→ About this exercise
Below are records; repeat them all exactly.

→ Provided information
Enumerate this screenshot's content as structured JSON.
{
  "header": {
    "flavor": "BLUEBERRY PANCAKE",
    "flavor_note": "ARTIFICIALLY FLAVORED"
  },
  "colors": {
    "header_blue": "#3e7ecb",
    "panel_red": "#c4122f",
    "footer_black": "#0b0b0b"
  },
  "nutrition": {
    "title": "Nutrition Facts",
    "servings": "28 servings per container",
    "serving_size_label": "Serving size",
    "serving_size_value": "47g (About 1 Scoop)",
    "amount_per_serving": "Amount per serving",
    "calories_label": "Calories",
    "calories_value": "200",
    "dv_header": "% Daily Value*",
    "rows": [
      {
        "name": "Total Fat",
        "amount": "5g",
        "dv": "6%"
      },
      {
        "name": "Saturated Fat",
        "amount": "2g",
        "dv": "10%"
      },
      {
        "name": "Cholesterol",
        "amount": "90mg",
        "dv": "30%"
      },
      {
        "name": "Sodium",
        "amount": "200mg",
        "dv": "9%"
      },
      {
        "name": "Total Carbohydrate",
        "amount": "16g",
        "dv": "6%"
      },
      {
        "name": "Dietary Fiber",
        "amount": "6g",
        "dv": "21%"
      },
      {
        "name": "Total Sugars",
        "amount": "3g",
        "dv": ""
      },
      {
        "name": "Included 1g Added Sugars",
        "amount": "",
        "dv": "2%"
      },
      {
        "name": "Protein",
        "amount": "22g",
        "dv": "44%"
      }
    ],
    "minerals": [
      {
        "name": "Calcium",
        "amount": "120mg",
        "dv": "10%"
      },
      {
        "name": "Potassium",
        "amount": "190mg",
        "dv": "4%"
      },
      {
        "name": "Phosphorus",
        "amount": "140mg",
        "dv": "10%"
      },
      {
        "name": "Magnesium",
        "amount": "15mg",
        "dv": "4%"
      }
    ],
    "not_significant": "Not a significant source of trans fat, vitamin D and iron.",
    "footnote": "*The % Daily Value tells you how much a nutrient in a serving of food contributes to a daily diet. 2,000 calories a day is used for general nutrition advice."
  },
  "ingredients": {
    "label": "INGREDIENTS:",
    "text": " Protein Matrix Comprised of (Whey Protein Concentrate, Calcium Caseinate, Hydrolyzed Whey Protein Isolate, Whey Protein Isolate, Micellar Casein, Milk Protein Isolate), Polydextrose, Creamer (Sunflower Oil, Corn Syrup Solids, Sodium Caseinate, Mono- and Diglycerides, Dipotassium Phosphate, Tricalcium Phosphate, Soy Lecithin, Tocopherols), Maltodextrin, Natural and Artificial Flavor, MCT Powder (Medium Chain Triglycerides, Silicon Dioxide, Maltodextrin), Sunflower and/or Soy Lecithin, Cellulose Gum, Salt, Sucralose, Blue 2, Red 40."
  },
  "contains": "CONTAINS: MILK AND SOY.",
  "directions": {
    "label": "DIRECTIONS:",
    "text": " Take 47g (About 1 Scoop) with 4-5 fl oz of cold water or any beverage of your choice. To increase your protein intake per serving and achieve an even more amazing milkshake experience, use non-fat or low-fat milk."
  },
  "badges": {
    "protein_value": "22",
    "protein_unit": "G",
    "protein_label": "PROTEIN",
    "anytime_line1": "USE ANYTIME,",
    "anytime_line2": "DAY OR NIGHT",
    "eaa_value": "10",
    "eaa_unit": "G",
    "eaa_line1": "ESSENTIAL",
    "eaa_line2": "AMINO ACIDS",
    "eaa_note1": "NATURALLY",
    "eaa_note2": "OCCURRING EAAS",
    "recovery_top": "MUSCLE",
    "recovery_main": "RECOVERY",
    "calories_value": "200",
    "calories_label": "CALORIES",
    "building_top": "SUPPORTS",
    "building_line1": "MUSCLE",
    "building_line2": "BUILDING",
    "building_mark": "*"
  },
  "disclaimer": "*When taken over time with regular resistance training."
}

→ Finished task
Enumerate this screenshot's content as structured JSON.
{
  "header": {
    "flavor": "BLUEBERRY PANCAKE",
    "flavor_note": "ARTIFICIALLY FLAVORED"
  },
  "colors": {
    "header_blue": "#3e7ecb",
    "panel_red": "#c4122f",
    "footer_black": "#0b0b0b"
  },
  "nutrition": {
    "title": "Nutrition Facts",
    "servings": "28 servings per container",
    "serving_size_label": "Serving size",
    "serving_size_value": "47g (About 1 Scoop)",
    "amount_per_serving": "Amount per serving",
    "calories_label": "Calories",
    "calories_value": "200",
    "dv_header": "% Daily Value*",
    "rows": [
      {
        "name": "Total Fat",
        "amount": "5g",
        "dv": "6%"
      },
      {
        "name": "Saturated Fat",
        "amount": "2g",
        "dv": "10%"
      },
      {
        "name": "Cholesterol",
        "amount": "90mg",
        "dv": "30%"
      },
      {
        "name": "Sodium",
        "amount": "200mg",
        "dv": "9%"
      },
      {
        "name": "Total Carbohydrate",
        "amount": "16g",
        "dv": "6%"
      },
      {
        "name": "Dietary Fiber",
        "amount": "6g",
        "dv": "21%"
      },
      {
        "name": "Total Sugars",
        "amount": "3g",
        "dv": ""
      },
      {
        "name": "Included 1g Added Sugars",
        "amount": "",
        "dv": "2%"
      },
      {
        "name": "Protein",
        "amount": "22g",
        "dv": "44%"
      }
    ],
    "minerals": [
      {
        "name": "Calcium",
        "amount": "120mg",
        "dv": "10%"
      },
      {
        "name": "Potassium",
        "amount": "190mg",
        "dv": "4%"
      },
      {
        "name": "Phosphorus",
        "amount": "140mg",
        "dv": "10%"
      },
      {
        "name": "Magnesium",
        "amount": "15mg",
        "dv": "4%"
      }
    ],
    "not_significant": "Not a significant source of trans fat, vitamin D and iron.",
    "footnote": "*The % Daily Value tells you how much a nutrient in a serving of food contributes to a daily diet. 2,000 calories a day is used for general nutrition advice."
  },
  "ingredients": {
    "label": "INGREDIENTS:",
    "text": " Protein Matrix Comprised of (Whey Protein Concentrate, Calcium Caseinate, Hydrolyzed Whey Protein Isolate, Whey Protein Isolate, Micellar Casein, Milk Protein Isolate), Polydextrose, Creamer (Sunflower Oil, Corn Syrup Solids, Sodium Caseinate, Mono- and Diglycerides, Dipotassium Phosphate, Tricalcium Phosphate, Soy Lecithin, Tocopherols), Maltodextrin, Natural and Artificial Flavor, MCT Powder (Medium Chain Triglycerides, Silicon Dioxide, Maltodextrin), Sunflower and/or Soy Lecithin, Cellulose Gum, Salt, Sucralose, Blue 2, Red 40."
  },
  "contains": "CONTAINS: MILK AND SOY.",
  "directions": {
    "label": "DIRECTIONS:",
    "text": " Take 47g (About 1 Scoop) with 4-5 fl oz of cold water or any beverage of your choice. To increase your protein intake per serving and achieve an even more amazing milkshake experience, use non-fat or low-fat milk."
  },
  "badges": {
    "protein_value": "22",
    "protein_unit": "G",
    "protein_label": "PROTEIN",
    "anytime_line1": "USE ANYTIME,",
    "anytime_line2": "DAY OR NIGHT",
    "eaa_value": "10",
    "eaa_unit": "G",
    "eaa_line1": "ESSENTIAL",
    "eaa_line2": "AMINO ACIDS",
    "eaa_note1": "NATURALLY",
    "eaa_note2": "OCCURRING EAAS",
    "recovery_top": "MUSCLE",
    "recovery_main": "RECOVERY",
    "calories_value": "200",
    "calories_label": "CALORIES",
    "building_top": "SUPPORTS",
    "building_line1": "MUSCLE",
    "building_line2": "BUILDING",
    "building_mark": "*"
  },
  "disclaimer": "*When taken over time with regular resistance training."
}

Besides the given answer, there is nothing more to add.